Saved data entries
►

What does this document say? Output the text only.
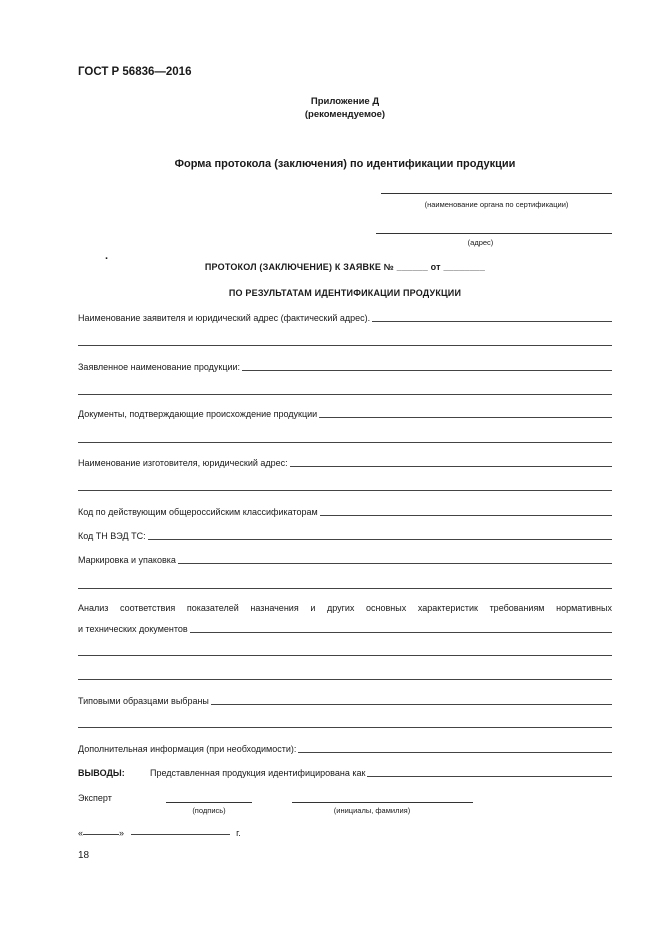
ГОСТ Р 56836—2016
Приложение Д
(рекомендуемое)
Форма протокола (заключения) по идентификации продукции
(наименование органа по сертификации)
(адрес)
.
ПРОТОКОЛ (ЗАКЛЮЧЕНИЕ) К ЗАЯВКЕ № ______ от ________
ПО РЕЗУЛЬТАТАМ ИДЕНТИФИКАЦИИ ПРОДУКЦИИ
Наименование заявителя и юридический адрес (фактический адрес).
Заявленное наименование продукции:
Документы, подтверждающие происхождение продукции
Наименование изготовителя, юридический адрес:
Код по действующим общероссийским классификаторам
Код ТН ВЭД ТС:
Маркировка и упаковка
Анализ соответствия показателей назначения и других основных характеристик требованиям нормативных
и технических документов
Типовыми образцами выбраны
Дополнительная информация (при необходимости):
ВЫВОДЫ:	Представленная продукция идентифицирована как
Эксперт
(подпись)	(инициалы, фамилия)
«	»	г.
18
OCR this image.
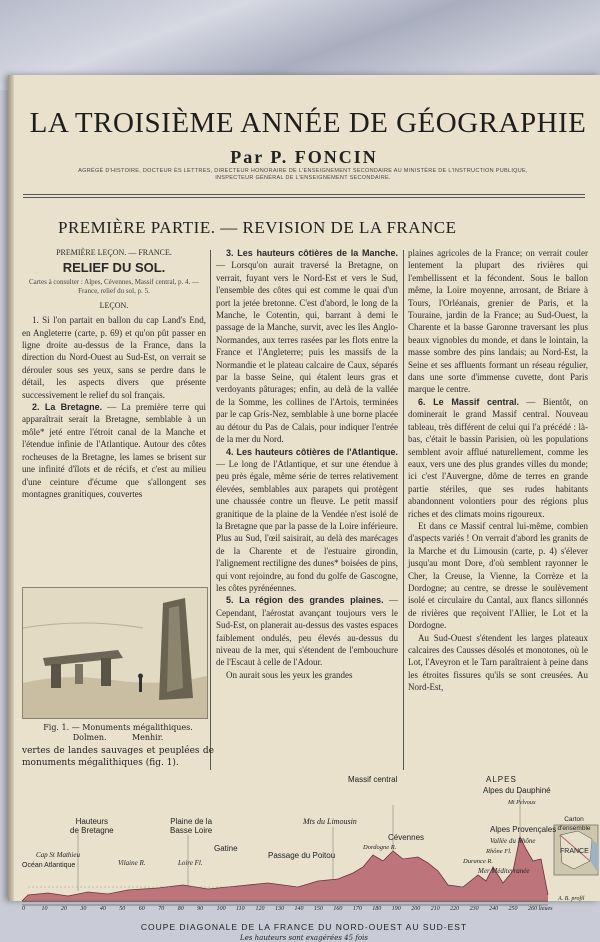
LA TROISIÈME ANNÉE DE GÉOGRAPHIE
Par P. FONCIN
AGRÉGÉ D'HISTOIRE, DOCTEUR ÈS LETTRES, DIRECTEUR HONORAIRE DE L'ENSEIGNEMENT SECONDAIRE AU MINISTÈRE DE L'INSTRUCTION PUBLIQUE,
INSPECTEUR GÉNÉRAL DE L'ENSEIGNEMENT SECONDAIRE.
PREMIÈRE PARTIE. — REVISION DE LA FRANCE
PREMIÈRE LEÇON. — FRANCE.
RELIEF DU SOL.
Cartes à consulter : Alpes, Cévennes, Massif central, p. 4. — France, relief du sol, p. 5.
LEÇON.

1. Si l'on partait en ballon du cap Land's End, en Angleterre (carte, p. 69) et qu'on pût passer en ligne droite au-dessus de la France, dans la direction du Nord-Ouest au Sud-Est, on verrait se dérouler sous ses yeux, sans se perdre dans le détail, les aspects divers que présente successivement le relief du sol français.

2. La Bretagne. — La première terre qui apparaîtrait serait la Bretagne, semblable à un môle* jeté entre l'étroit canal de la Manche et l'étendue infinie de l'Atlantique. Autour des côtes rocheuses de la Bretagne, les lames se brisent sur une infinité d'îlots et de récifs, et c'est au milieu d'une ceinture d'écume que s'allongent ses montagnes granitiques, couvertes

Fig. 1. — Monuments mégalithiques.
Dolmen.          Menhir.
vertes de landes sauvages et peuplées de monuments mégalithiques (fig. 1).

3. Les hauteurs côtières de la Manche. — Lorsqu'on aurait traversé la Bretagne, on verrait, fuyant vers le Nord-Est et vers le Sud, l'ensemble des côtes qui est comme le quai d'un port la jetée bretonne. C'est d'abord, le long de la Manche, le Cotentin, qui, barrant à demi le passage de la Manche, survit, avec les îles Anglo-Normandes, aux terres rasées par les flots entre la France et l'Angleterre; puis les massifs de la Normandie et le plateau calcaire de Caux, séparés par la basse Seine, qui étalent leurs gras et verdoyants pâturages; enfin, au delà de la vallée de la Somme, les collines de l'Artois, terminées par le cap Gris-Nez, semblable à une borne placée au détour du Pas de Calais, pour indiquer l'entrée de la mer du Nord.

4. Les hauteurs côtières de l'Atlantique. — Le long de l'Atlantique, et sur une étendue à peu près égale, même série de terres relativement élevées, semblables aux parapets qui protègent une chaussée contre un fleuve. Le petit massif granitique de la plaine de la Vendée n'est isolé de la Bretagne que par la passe de la Loire inférieure. Plus au Sud, l'œil saisirait, au delà des marécages de la Charente et de l'estuaire girondin, l'alignement rectiligne des dunes* boisées de pins, qui vont rejoindre, au fond du golfe de Gascogne, les côtes pyrénéennes.

5. La région des grandes plaines. — Cependant, l'aérostat avançant toujours vers le Sud-Est, on planerait au-dessus des vastes espaces faiblement ondulés, peu élevés au-dessus du niveau de la mer, qui s'étendent de l'embouchure de l'Escaut à celle de l'Adour.

On aurait sous les yeux les grandes

plaines agricoles de la France; on verrait couler lentement la plupart des rivières qui l'embellissent et la fécondent. Sous le ballon même, la Loire moyenne, arrosant, de Briare à Tours, l'Orléanais, grenier de Paris, et la Touraine, jardin de la France; au Sud-Ouest, la Charente et la basse Garonne traversant les plus beaux vignobles du monde, et dans le lointain, la masse sombre des pins landais; au Nord-Est, la Seine et ses affluents formant un réseau régulier, dans une sorte d'immense cuvette, dont Paris marque le centre.

6. Le Massif central. — Bientôt, on dominerait le grand Massif central. Nouveau tableau, très différent de celui qui l'a précédé : là-bas, c'était le bassin Parisien, où les populations semblent avoir afflué naturellement, comme les eaux, vers une des plus grandes villes du monde; ici c'est l'Auvergne, dôme de terres en grande partie stériles, que ses rudes habitants abandonnent volontiers pour des régions plus riches et des climats moins rigoureux.

Et dans ce Massif central lui-même, combien d'aspects variés ! On verrait d'abord les granits de la Marche et du Limousin (carte, p. 4) s'élever jusqu'au mont Dore, d'où semblent rayonner le Cher, la Creuse, la Vienne, la Corrèze et la Dordogne; au centre, se dresse le soulèvement isolé et circulaire du Cantal, aux flancs sillonnés de rivières que reçoivent l'Allier, le Lot et la Dordogne.

Au Sud-Ouest s'étendent les larges plateaux calcaires des Causses désolés et monotones, où le Lot, l'Aveyron et le Tarn paraîtraient à peine dans les étroites fissures qu'ils se sont creusées. Au Nord-Est,

Massif central	ALPES
Alpes du Dauphiné
Mt Pelvoux
Hauteurs
de Bretagne
Plaine de la
Basse Loire
Mts du Limousin
Cévennes
Alpes Provençales
Vallée du Rhône
Carton d'ensemble
Cap St Mathieu
Océan Atlantique	Vilaine R.	Loire Fl.
Gatine
Passage du Poitou
Dordogne R.
Rhône Fl.
Durance R.
Mer Méditerranée
FRANCE
0	10 20 30 40 50 60 70 80 90 100 110 120 130 140 150 160 170 180 190 200 210 220 230 240 250 260 lieues
A. B. profil
COUPE DIAGONALE DE LA FRANCE DU NORD-OUEST AU SUD-EST
Les hauteurs sont exagérées 45 fois
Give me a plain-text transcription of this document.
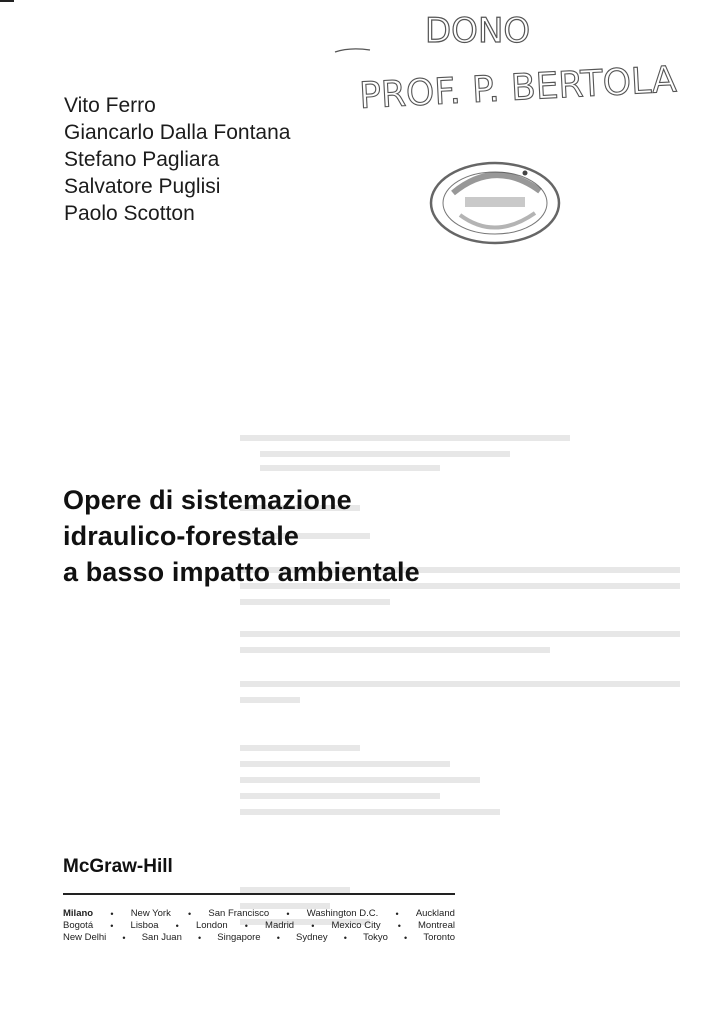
Vito Ferro
Giancarlo Dalla Fontana
Stefano Pagliara
Salvatore Puglisi
Paolo Scotton
DONO
PROF. P. BERTOLA
Opere di sistemazione
idraulico-forestale
a basso impatto ambientale
McGraw-Hill
Milano • New York • San Francisco • Washington D.C. • Auckland
Bogotá • Lisboa • London • Madrid • Mexico City • Montreal
New Delhi • San Juan • Singapore • Sydney • Tokyo • Toronto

◄

(Stated problem) Check each line above for the word "isolé" and give the number of lines that have it, nothing else.

(Finished exercise) 2